Распределение караулов, учебные сборы по тревоге, подготовка к обороне — все это длилось далеко за полночь. Поздно вечером стало известно о начале выступления левых эсеров против большевиков. Мы должны были быть готовыми ко всему. С 4 до 6 часов утра я должен был нести караульную службу в саду и на улице перед ломом миссии. Дождь прекратился. Далекие выстрелы свидетельствовали о том, что в Москве не все думали о сне. На нашем участке и в Денежном переулке полно красногвардейцев, большое количество пулеметов. Но чувство нашей безопасности от этого не повысилось. Наш импровизированный собственный караул, несмотря на утраченную дисциплину военнопленных, лучшая наша защита.
Около 5 часов утра — я как раз находился на улице — прибыло несколько грузовиков с красногвардейцами с пулеметами в боевом положении за бронированными щитами, под командованием Радека в военном облачении, на котором особенно выделялся подвешенный на поясе пистолет размером с небольшое осадное орудие. Он привез ящики с ружьями и патронами для немецкого караула. Радек уделил мне немного времени, рассказал о делах в городе и о своих взглядах на суть происходящего, социалисты-революционеры окопались в отдельных частях города, захватили Центральный телеграф, но который, как он надеется, теперь снова отбит. Убийство организовано партией левых социалистов-революционеров и послужило, как он полагает, сигналом к началу выступления, которое, однако, очень скоро окончится для них провалом, рано утром начнется наступление, убийцам и повстанцам уйти не удастся, он надеется, что Германия поймет, что русское правительство не только не виновато в случившемся, но само, скорее, является мишенью еще в большей степени, чем мы, немцы. Цель левых эсеров — ввергнуть Германию и Россию в новую войну; он высказался также в том духе, что нельзя же в самом деле ожидать, что мы, немцы, своими требованиями или наступлением наших войск будем лить воду на мельницу врагов большевизма в России.

- [Выдержки из листинга]
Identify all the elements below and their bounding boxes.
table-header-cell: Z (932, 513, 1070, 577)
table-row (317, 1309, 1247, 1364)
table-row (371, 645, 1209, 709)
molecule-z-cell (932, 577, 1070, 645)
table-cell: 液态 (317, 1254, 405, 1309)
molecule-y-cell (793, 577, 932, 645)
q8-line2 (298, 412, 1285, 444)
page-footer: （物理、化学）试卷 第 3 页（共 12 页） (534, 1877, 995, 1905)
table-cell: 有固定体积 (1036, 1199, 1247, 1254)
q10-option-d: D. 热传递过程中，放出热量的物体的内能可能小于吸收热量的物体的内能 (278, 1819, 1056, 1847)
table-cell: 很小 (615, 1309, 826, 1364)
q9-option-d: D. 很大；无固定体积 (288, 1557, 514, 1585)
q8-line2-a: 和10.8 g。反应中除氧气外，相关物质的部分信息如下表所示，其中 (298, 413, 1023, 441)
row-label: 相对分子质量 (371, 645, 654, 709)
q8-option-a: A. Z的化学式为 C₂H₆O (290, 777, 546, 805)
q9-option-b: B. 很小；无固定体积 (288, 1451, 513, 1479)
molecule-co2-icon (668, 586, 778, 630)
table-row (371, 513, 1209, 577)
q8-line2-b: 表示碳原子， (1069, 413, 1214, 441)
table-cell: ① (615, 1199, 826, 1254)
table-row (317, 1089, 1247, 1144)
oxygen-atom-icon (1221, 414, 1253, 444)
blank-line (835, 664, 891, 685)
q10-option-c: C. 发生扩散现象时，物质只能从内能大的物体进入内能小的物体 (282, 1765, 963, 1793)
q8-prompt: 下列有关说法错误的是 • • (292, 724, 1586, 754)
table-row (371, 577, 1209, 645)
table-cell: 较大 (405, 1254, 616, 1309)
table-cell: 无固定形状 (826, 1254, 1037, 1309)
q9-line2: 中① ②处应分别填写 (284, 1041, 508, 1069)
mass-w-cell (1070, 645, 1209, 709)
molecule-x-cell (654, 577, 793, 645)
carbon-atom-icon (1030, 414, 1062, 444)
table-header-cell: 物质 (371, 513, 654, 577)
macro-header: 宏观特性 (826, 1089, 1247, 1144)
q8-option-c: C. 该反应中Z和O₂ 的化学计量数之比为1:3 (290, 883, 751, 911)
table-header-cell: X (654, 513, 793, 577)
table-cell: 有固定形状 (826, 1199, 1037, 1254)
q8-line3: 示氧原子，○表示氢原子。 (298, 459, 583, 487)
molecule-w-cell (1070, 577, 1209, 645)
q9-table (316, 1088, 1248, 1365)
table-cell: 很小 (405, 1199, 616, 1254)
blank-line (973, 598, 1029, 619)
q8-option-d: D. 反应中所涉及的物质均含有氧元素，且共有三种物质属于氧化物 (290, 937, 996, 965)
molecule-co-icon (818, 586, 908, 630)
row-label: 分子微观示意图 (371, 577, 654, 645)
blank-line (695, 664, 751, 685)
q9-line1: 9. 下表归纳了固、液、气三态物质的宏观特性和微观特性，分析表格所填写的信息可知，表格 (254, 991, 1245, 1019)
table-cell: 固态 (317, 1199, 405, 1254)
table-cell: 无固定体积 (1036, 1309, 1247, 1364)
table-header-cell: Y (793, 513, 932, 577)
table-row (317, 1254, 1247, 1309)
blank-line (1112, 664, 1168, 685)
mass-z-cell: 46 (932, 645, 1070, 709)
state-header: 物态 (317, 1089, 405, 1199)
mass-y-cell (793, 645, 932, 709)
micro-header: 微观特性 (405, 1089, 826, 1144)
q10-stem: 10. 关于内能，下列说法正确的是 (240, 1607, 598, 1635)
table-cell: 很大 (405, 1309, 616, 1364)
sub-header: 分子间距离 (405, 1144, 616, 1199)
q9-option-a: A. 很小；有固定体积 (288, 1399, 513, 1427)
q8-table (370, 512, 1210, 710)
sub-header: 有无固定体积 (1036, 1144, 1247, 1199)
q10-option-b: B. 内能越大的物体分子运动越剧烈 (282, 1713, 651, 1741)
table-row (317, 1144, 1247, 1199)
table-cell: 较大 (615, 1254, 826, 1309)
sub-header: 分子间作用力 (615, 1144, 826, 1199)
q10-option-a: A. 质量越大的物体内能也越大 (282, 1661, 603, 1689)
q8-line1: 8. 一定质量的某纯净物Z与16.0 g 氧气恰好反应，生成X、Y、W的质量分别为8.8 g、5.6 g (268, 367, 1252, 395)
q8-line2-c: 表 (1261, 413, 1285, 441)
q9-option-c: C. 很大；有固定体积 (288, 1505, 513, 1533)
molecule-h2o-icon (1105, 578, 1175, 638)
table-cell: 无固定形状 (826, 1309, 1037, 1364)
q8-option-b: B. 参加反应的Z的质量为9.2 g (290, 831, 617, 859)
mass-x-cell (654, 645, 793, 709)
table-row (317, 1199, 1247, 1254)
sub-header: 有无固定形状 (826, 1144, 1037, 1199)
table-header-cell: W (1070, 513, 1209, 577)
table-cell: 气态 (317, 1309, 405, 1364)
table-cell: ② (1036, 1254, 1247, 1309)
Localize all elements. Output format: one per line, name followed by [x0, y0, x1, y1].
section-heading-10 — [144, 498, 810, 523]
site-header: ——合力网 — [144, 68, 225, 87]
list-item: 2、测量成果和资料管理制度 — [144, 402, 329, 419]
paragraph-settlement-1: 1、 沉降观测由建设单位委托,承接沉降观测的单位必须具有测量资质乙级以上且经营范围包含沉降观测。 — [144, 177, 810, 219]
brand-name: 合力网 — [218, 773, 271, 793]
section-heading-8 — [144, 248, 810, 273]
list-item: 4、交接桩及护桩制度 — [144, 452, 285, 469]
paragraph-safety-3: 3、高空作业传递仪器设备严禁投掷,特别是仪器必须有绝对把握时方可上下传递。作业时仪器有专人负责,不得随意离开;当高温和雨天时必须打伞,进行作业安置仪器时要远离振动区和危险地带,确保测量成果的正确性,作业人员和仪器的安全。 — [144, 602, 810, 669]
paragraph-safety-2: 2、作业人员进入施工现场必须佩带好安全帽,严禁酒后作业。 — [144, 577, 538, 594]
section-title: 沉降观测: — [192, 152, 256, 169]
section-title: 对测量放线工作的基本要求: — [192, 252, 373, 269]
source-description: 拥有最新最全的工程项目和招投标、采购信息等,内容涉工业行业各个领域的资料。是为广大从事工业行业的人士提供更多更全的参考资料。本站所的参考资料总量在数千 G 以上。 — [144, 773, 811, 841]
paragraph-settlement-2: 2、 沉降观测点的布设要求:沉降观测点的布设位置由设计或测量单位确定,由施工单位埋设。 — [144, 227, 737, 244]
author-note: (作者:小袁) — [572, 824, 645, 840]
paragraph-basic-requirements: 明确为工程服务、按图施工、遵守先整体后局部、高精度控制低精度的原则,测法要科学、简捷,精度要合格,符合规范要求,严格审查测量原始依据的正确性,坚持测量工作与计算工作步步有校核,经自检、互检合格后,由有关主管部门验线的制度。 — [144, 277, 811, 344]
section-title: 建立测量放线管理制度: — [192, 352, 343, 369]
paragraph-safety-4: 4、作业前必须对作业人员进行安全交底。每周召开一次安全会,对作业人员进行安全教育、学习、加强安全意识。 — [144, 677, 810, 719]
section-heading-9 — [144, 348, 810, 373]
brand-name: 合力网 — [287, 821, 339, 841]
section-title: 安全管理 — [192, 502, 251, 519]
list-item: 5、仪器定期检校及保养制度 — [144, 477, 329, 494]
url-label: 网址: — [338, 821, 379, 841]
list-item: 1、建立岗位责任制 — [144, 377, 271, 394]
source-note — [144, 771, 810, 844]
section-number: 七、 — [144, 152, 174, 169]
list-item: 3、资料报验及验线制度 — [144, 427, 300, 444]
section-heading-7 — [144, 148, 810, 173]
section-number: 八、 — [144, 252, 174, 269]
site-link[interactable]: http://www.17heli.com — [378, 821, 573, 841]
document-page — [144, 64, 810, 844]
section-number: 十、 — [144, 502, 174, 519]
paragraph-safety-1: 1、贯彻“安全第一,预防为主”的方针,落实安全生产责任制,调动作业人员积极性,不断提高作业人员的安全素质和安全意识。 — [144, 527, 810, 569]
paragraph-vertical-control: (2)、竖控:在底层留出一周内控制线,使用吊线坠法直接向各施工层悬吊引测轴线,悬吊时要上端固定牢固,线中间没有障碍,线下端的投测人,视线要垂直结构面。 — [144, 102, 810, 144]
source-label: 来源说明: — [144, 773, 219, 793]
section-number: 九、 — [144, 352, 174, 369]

- [Задание]
Выпишите из отрывка о выступлении левых эсеров фрагмент: начните со слов «Распределение караулов, учебные» и закончите словами «лучшая наша защита.».

- [Ответ]
Распределение караулов, учебные сборы по тревоге, подготовка к обороне — все это длилось далеко за полночь. Поздно вечером стало известно о начале выступления левых эсеров против большевиков. Мы должны были быть готовыми ко всему. С 4 до 6 часов утра я должен был нести караульную службу в саду и на улице перед ломом миссии. Дождь прекратился. Далекие выстрелы свидетельствовали о том, что в Москве не все думали о сне. На нашем участке и в Денежном переулке полно красногвардейцев, большое количество пулеметов. Но чувство нашей безопасности от этого не повысилось. Наш импровизированный собственный караул, несмотря на утраченную дисциплину военнопленных, лучшая наша защита.